> [Description of the task] Repeat the material exactly, every line of it.
** Start Entries shown **
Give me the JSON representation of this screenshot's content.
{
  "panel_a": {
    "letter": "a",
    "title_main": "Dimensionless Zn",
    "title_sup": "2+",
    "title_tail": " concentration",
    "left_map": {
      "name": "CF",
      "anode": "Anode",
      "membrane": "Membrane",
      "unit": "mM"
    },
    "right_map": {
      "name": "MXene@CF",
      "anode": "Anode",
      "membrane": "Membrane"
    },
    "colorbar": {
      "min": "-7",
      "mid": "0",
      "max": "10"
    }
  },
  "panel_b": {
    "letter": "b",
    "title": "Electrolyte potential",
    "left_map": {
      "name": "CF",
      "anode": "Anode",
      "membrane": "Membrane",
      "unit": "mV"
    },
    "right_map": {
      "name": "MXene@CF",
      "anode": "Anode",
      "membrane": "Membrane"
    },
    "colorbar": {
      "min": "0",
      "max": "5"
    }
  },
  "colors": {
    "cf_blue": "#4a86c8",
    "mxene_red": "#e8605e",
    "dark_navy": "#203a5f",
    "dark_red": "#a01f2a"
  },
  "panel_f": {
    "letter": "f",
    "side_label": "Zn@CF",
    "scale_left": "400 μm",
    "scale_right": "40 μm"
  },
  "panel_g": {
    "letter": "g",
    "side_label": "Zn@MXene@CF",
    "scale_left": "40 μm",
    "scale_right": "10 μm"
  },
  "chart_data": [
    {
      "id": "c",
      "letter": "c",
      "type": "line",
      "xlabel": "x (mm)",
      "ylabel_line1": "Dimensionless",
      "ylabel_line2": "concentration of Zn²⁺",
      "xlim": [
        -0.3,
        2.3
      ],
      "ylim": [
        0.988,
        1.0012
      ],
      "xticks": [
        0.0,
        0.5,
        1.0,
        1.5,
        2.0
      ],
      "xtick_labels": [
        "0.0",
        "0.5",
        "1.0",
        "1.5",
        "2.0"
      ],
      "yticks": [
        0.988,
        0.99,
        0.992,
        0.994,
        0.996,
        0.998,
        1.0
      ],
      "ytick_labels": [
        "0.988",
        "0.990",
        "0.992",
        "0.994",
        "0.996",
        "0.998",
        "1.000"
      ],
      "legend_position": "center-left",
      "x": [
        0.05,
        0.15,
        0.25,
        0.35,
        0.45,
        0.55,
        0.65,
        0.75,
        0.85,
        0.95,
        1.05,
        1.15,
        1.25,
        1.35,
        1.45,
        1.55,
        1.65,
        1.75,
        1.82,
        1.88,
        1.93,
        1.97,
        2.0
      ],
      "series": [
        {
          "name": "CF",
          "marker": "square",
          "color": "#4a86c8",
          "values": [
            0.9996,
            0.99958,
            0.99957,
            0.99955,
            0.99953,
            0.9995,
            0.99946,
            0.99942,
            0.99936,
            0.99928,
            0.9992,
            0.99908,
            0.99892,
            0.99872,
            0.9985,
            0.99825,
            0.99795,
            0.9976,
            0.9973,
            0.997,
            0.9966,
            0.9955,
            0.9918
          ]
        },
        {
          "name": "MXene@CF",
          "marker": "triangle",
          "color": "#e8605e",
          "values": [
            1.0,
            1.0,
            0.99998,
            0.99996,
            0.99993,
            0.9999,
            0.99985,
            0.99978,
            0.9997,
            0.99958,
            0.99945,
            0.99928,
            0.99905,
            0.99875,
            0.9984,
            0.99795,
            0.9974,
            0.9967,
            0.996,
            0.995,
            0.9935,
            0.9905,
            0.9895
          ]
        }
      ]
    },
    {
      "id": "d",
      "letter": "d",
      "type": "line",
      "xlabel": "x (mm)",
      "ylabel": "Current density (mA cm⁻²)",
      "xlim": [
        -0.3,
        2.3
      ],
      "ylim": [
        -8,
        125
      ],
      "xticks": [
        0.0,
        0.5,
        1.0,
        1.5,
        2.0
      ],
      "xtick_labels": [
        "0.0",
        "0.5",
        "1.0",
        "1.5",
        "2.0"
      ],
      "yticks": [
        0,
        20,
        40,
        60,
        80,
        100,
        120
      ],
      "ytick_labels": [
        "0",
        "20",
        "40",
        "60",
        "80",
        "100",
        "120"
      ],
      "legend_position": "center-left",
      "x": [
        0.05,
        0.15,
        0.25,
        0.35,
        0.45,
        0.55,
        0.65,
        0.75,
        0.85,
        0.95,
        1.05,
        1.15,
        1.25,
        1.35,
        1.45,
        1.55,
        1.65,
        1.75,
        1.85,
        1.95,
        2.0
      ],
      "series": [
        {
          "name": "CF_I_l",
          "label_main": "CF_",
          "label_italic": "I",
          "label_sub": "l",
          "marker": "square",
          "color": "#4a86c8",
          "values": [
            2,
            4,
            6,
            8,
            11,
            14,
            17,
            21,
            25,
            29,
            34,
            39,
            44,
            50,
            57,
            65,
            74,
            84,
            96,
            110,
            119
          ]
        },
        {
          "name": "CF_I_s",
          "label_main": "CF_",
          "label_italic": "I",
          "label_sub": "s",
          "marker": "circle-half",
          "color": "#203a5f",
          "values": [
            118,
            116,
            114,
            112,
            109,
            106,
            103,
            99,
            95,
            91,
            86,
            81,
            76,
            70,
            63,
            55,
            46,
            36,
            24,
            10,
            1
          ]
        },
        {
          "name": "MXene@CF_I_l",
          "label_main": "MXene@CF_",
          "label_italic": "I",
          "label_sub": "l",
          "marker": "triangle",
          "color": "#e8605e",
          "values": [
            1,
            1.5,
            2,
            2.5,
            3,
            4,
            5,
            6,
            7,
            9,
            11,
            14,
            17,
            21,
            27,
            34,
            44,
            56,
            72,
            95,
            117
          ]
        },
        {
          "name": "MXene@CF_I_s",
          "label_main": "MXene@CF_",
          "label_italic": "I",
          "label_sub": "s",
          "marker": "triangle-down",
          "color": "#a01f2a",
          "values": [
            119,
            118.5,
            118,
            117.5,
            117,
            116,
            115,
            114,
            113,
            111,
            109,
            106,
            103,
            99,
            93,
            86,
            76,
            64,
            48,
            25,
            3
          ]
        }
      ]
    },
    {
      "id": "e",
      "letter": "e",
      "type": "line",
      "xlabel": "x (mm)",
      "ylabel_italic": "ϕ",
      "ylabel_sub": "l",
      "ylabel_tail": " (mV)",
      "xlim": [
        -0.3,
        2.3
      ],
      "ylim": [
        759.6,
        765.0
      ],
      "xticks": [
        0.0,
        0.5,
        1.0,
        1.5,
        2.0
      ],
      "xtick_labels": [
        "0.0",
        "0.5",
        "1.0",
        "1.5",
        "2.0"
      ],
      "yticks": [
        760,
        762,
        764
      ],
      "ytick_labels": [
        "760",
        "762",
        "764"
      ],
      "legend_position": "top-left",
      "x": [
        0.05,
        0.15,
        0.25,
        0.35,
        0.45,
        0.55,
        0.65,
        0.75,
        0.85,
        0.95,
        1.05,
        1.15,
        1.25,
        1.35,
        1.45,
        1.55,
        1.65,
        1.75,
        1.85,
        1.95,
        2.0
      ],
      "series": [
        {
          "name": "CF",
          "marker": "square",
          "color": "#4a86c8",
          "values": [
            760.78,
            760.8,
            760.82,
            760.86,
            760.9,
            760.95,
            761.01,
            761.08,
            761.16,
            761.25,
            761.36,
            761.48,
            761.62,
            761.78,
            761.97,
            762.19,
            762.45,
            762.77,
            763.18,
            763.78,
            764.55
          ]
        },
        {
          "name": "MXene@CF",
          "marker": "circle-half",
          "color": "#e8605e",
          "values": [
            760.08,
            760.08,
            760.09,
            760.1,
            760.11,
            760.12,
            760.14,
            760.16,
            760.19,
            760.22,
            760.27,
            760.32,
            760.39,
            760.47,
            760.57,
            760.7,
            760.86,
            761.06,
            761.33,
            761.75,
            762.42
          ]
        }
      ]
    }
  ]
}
** End Entries shown **
> [Response below]
Give me the JSON representation of this screenshot's content.
{
  "panel_a": {
    "letter": "a",
    "title_main": "Dimensionless Zn",
    "title_sup": "2+",
    "title_tail": " concentration",
    "left_map": {
      "name": "CF",
      "anode": "Anode",
      "membrane": "Membrane",
      "unit": "mM"
    },
    "right_map": {
      "name": "MXene@CF",
      "anode": "Anode",
      "membrane": "Membrane"
    },
    "colorbar": {
      "min": "-7",
      "mid": "0",
      "max": "10"
    }
  },
  "panel_b": {
    "letter": "b",
    "title": "Electrolyte potential",
    "left_map": {
      "name": "CF",
      "anode": "Anode",
      "membrane": "Membrane",
      "unit": "mV"
    },
    "right_map": {
      "name": "MXene@CF",
      "anode": "Anode",
      "membrane": "Membrane"
    },
    "colorbar": {
      "min": "0",
      "max": "5"
    }
  },
  "colors": {
    "cf_blue": "#4a86c8",
    "mxene_red": "#e8605e",
    "dark_navy": "#203a5f",
    "dark_red": "#a01f2a"
  },
  "panel_f": {
    "letter": "f",
    "side_label": "Zn@CF",
    "scale_left": "400 μm",
    "scale_right": "40 μm"
  },
  "panel_g": {
    "letter": "g",
    "side_label": "Zn@MXene@CF",
    "scale_left": "40 μm",
    "scale_right": "10 μm"
  },
  "chart_data": [
    {
      "id": "c",
      "letter": "c",
      "type": "line",
      "xlabel": "x (mm)",
      "ylabel_line1": "Dimensionless",
      "ylabel_line2": "concentration of Zn²⁺",
      "xlim": [
        -0.3,
        2.3
      ],
      "ylim": [
        0.988,
        1.0012
      ],
      "xticks": [
        0.0,
        0.5,
        1.0,
        1.5,
        2.0
      ],
      "xtick_labels": [
        "0.0",
        "0.5",
        "1.0",
        "1.5",
        "2.0"
      ],
      "yticks": [
        0.988,
        0.99,
        0.992,
        0.994,
        0.996,
        0.998,
        1.0
      ],
      "ytick_labels": [
        "0.988",
        "0.990",
        "0.992",
        "0.994",
        "0.996",
        "0.998",
        "1.000"
      ],
      "legend_position": "center-left",
      "x": [
        0.05,
        0.15,
        0.25,
        0.35,
        0.45,
        0.55,
        0.65,
        0.75,
        0.85,
        0.95,
        1.05,
        1.15,
        1.25,
        1.35,
        1.45,
        1.55,
        1.65,
        1.75,
        1.82,
        1.88,
        1.93,
        1.97,
        2.0
      ],
      "series": [
        {
          "name": "CF",
          "marker": "square",
          "color": "#4a86c8",
          "values": [
            0.9996,
            0.99958,
            0.99957,
            0.99955,
            0.99953,
            0.9995,
            0.99946,
            0.99942,
            0.99936,
            0.99928,
            0.9992,
            0.99908,
            0.99892,
            0.99872,
            0.9985,
            0.99825,
            0.99795,
            0.9976,
            0.9973,
            0.997,
            0.9966,
            0.9955,
            0.9918
          ]
        },
        {
          "name": "MXene@CF",
          "marker": "triangle",
          "color": "#e8605e",
          "values": [
            1.0,
            1.0,
            0.99998,
            0.99996,
            0.99993,
            0.9999,
            0.99985,
            0.99978,
            0.9997,
            0.99958,
            0.99945,
            0.99928,
            0.99905,
            0.99875,
            0.9984,
            0.99795,
            0.9974,
            0.9967,
            0.996,
            0.995,
            0.9935,
            0.9905,
            0.9895
          ]
        }
      ]
    },
    {
      "id": "d",
      "letter": "d",
      "type": "line",
      "xlabel": "x (mm)",
      "ylabel": "Current density (mA cm⁻²)",
      "xlim": [
        -0.3,
        2.3
      ],
      "ylim": [
        -8,
        125
      ],
      "xticks": [
        0.0,
        0.5,
        1.0,
        1.5,
        2.0
      ],
      "xtick_labels": [
        "0.0",
        "0.5",
        "1.0",
        "1.5",
        "2.0"
      ],
      "yticks": [
        0,
        20,
        40,
        60,
        80,
        100,
        120
      ],
      "ytick_labels": [
        "0",
        "20",
        "40",
        "60",
        "80",
        "100",
        "120"
      ],
      "legend_position": "center-left",
      "x": [
        0.05,
        0.15,
        0.25,
        0.35,
        0.45,
        0.55,
        0.65,
        0.75,
        0.85,
        0.95,
        1.05,
        1.15,
        1.25,
        1.35,
        1.45,
        1.55,
        1.65,
        1.75,
        1.85,
        1.95,
        2.0
      ],
      "series": [
        {
          "name": "CF_I_l",
          "label_main": "CF_",
          "label_italic": "I",
          "label_sub": "l",
          "marker": "square",
          "color": "#4a86c8",
          "values": [
            2,
            4,
            6,
            8,
            11,
            14,
            17,
            21,
            25,
            29,
            34,
            39,
            44,
            50,
            57,
            65,
            74,
            84,
            96,
            110,
            119
          ]
        },
        {
          "name": "CF_I_s",
          "label_main": "CF_",
          "label_italic": "I",
          "label_sub": "s",
          "marker": "circle-half",
          "color": "#203a5f",
          "values": [
            118,
            116,
            114,
            112,
            109,
            106,
            103,
            99,
            95,
            91,
            86,
            81,
            76,
            70,
            63,
            55,
            46,
            36,
            24,
            10,
            1
          ]
        },
        {
          "name": "MXene@CF_I_l",
          "label_main": "MXene@CF_",
          "label_italic": "I",
          "label_sub": "l",
          "marker": "triangle",
          "color": "#e8605e",
          "values": [
            1,
            1.5,
            2,
            2.5,
            3,
            4,
            5,
            6,
            7,
            9,
            11,
            14,
            17,
            21,
            27,
            34,
            44,
            56,
            72,
            95,
            117
          ]
        },
        {
          "name": "MXene@CF_I_s",
          "label_main": "MXene@CF_",
          "label_italic": "I",
          "label_sub": "s",
          "marker": "triangle-down",
          "color": "#a01f2a",
          "values": [
            119,
            118.5,
            118,
            117.5,
            117,
            116,
            115,
            114,
            113,
            111,
            109,
            106,
            103,
            99,
            93,
            86,
            76,
            64,
            48,
            25,
            3
          ]
        }
      ]
    },
    {
      "id": "e",
      "letter": "e",
      "type": "line",
      "xlabel": "x (mm)",
      "ylabel_italic": "ϕ",
      "ylabel_sub": "l",
      "ylabel_tail": " (mV)",
      "xlim": [
        -0.3,
        2.3
      ],
      "ylim": [
        759.6,
        765.0
      ],
      "xticks": [
        0.0,
        0.5,
        1.0,
        1.5,
        2.0
      ],
      "xtick_labels": [
        "0.0",
        "0.5",
        "1.0",
        "1.5",
        "2.0"
      ],
      "yticks": [
        760,
        762,
        764
      ],
      "ytick_labels": [
        "760",
        "762",
        "764"
      ],
      "legend_position": "top-left",
      "x": [
        0.05,
        0.15,
        0.25,
        0.35,
        0.45,
        0.55,
        0.65,
        0.75,
        0.85,
        0.95,
        1.05,
        1.15,
        1.25,
        1.35,
        1.45,
        1.55,
        1.65,
        1.75,
        1.85,
        1.95,
        2.0
      ],
      "series": [
        {
          "name": "CF",
          "marker": "square",
          "color": "#4a86c8",
          "values": [
            760.78,
            760.8,
            760.82,
            760.86,
            760.9,
            760.95,
            761.01,
            761.08,
            761.16,
            761.25,
            761.36,
            761.48,
            761.62,
            761.78,
            761.97,
            762.19,
            762.45,
            762.77,
            763.18,
            763.78,
            764.55
          ]
        },
        {
          "name": "MXene@CF",
          "marker": "circle-half",
          "color": "#e8605e",
          "values": [
            760.08,
            760.08,
            760.09,
            760.1,
            760.11,
            760.12,
            760.14,
            760.16,
            760.19,
            760.22,
            760.27,
            760.32,
            760.39,
            760.47,
            760.57,
            760.7,
            760.86,
            761.06,
            761.33,
            761.75,
            762.42
          ]
        }
      ]
    }
  ]
}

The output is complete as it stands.